• _Task requirements_: Where a line holds "color", copy it.

• _Data for this task_:
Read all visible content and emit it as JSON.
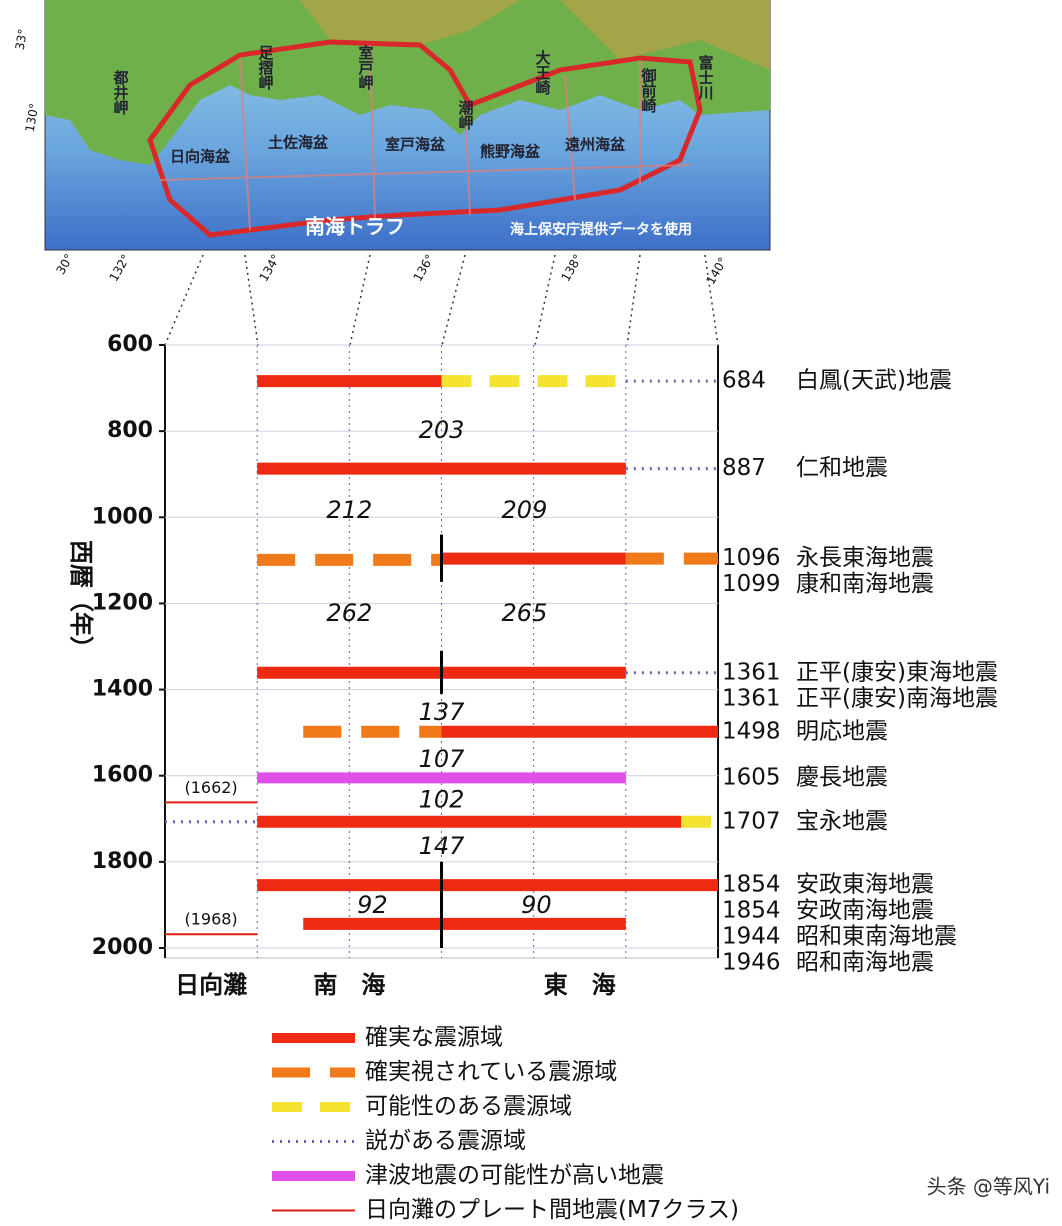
{
  "map": {
    "labels": [
      "都井岬",
      "足摺岬",
      "室戸岬",
      "潮岬",
      "大王崎",
      "御前崎",
      "富士川",
      "日向海盆",
      "土佐海盆",
      "室戸海盆",
      "熊野海盆",
      "遠州海盆",
      "南海トラフ",
      "海上保安庁提供データを使用"
    ],
    "ticks": [
      "33°",
      "130°",
      "30°",
      "132°",
      "134°",
      "136°",
      "138°",
      "140°"
    ]
  },
  "chart_data": {
    "type": "timeline",
    "ylabel": "西暦（年）",
    "ylim": [
      600,
      2000
    ],
    "yticks": [
      600,
      800,
      1000,
      1200,
      1400,
      1600,
      1800,
      2000
    ],
    "xlim": [
      0,
      6
    ],
    "boundaries": [
      1,
      2,
      3,
      4,
      5
    ],
    "grid": true,
    "zones": [
      {
        "label": "日向灘",
        "x": 0.5
      },
      {
        "label": "南　海",
        "x": 2
      },
      {
        "label": "東　海",
        "x": 4.5
      }
    ],
    "styles": [
      {
        "key": "certain",
        "name": "確実な震源域",
        "color": "#ee2a12",
        "width": 12,
        "dash": "none"
      },
      {
        "key": "probable",
        "name": "確実視されている震源域",
        "color": "#f07a1a",
        "width": 12,
        "dash": "38,20"
      },
      {
        "key": "possible",
        "name": "可能性のある震源域",
        "color": "#f5e332",
        "width": 12,
        "dash": "30,18"
      },
      {
        "key": "theory",
        "name": "説がある震源域",
        "color": "#7a5cb8",
        "width": 3,
        "dash": "2,6"
      },
      {
        "key": "tsunami",
        "name": "津波地震の可能性が高い地震",
        "color": "#e050e8",
        "width": 11,
        "dash": "none"
      },
      {
        "key": "m7",
        "name": "日向灘のプレート間地震(M7クラス)",
        "color": "#e02010",
        "width": 2,
        "dash": "none"
      }
    ],
    "segments": [
      {
        "style": "certain",
        "x": [
          1,
          3
        ],
        "y": 684
      },
      {
        "style": "possible",
        "x": [
          3,
          5
        ],
        "y": 684
      },
      {
        "style": "theory",
        "x": [
          5,
          6
        ],
        "y": 684
      },
      {
        "style": "certain",
        "x": [
          1,
          5
        ],
        "y": 887
      },
      {
        "style": "theory",
        "x": [
          5,
          6
        ],
        "y": 887
      },
      {
        "style": "probable",
        "x": [
          1,
          3
        ],
        "y": 1099
      },
      {
        "style": "certain",
        "x": [
          3,
          5
        ],
        "y": 1096
      },
      {
        "style": "probable",
        "x": [
          5,
          6
        ],
        "y": 1096
      },
      {
        "style": "certain",
        "x": [
          1,
          5
        ],
        "y": 1361
      },
      {
        "style": "theory",
        "x": [
          5,
          6
        ],
        "y": 1361
      },
      {
        "style": "probable",
        "x": [
          1.5,
          3
        ],
        "y": 1498
      },
      {
        "style": "certain",
        "x": [
          3,
          6
        ],
        "y": 1498
      },
      {
        "style": "tsunami",
        "x": [
          1,
          5
        ],
        "y": 1605
      },
      {
        "style": "m7",
        "x": [
          0,
          1
        ],
        "y": 1662,
        "label": "(1662)"
      },
      {
        "style": "theory",
        "x": [
          0,
          1
        ],
        "y": 1707
      },
      {
        "style": "certain",
        "x": [
          1,
          5.6
        ],
        "y": 1707
      },
      {
        "style": "possible",
        "x": [
          5.6,
          6
        ],
        "y": 1707
      },
      {
        "style": "certain",
        "x": [
          1,
          6
        ],
        "y": 1854
      },
      {
        "style": "certain",
        "x": [
          1.5,
          5
        ],
        "y": 1944
      },
      {
        "style": "m7",
        "x": [
          0,
          1
        ],
        "y": 1968,
        "label": "(1968)"
      }
    ],
    "dividers": [
      {
        "x": 3,
        "y": [
          1040,
          1150
        ]
      },
      {
        "x": 3,
        "y": [
          1310,
          1410
        ]
      },
      {
        "x": 3,
        "y": [
          1800,
          2000
        ]
      }
    ],
    "intervals": [
      {
        "value": 203,
        "x": 3,
        "y": 800
      },
      {
        "value": 212,
        "x": 2,
        "y": 985
      },
      {
        "value": 209,
        "x": 3.9,
        "y": 985
      },
      {
        "value": 262,
        "x": 2,
        "y": 1225
      },
      {
        "value": 265,
        "x": 3.9,
        "y": 1225
      },
      {
        "value": 137,
        "x": 3,
        "y": 1454
      },
      {
        "value": 107,
        "x": 3,
        "y": 1564
      },
      {
        "value": 102,
        "x": 3,
        "y": 1657
      },
      {
        "value": 147,
        "x": 3,
        "y": 1765
      },
      {
        "value": 92,
        "x": 2.25,
        "y": 1902
      },
      {
        "value": 90,
        "x": 4.03,
        "y": 1902
      }
    ],
    "events": [
      {
        "year": 684,
        "name": "白鳳(天武)地震"
      },
      {
        "year": 887,
        "name": "仁和地震"
      },
      {
        "year": 1096,
        "name": "永長東海地震"
      },
      {
        "year": 1099,
        "name": "康和南海地震"
      },
      {
        "year": 1361,
        "name": "正平(康安)東海地震"
      },
      {
        "year": 1361,
        "name": "正平(康安)南海地震"
      },
      {
        "year": 1498,
        "name": "明応地震"
      },
      {
        "year": 1605,
        "name": "慶長地震"
      },
      {
        "year": 1707,
        "name": "宝永地震"
      },
      {
        "year": 1854,
        "name": "安政東海地震"
      },
      {
        "year": 1854,
        "name": "安政南海地震"
      },
      {
        "year": 1944,
        "name": "昭和東南海地震"
      },
      {
        "year": 1946,
        "name": "昭和南海地震"
      }
    ]
  },
  "watermark": "头条 @等风Yi"
}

• _Answer in full_:
        "color": "#ee2a12",
        "color": "#f07a1a",
        "color": "#f5e332",
        "color": "#7a5cb8",
        "color": "#e050e8",
        "color": "#e02010",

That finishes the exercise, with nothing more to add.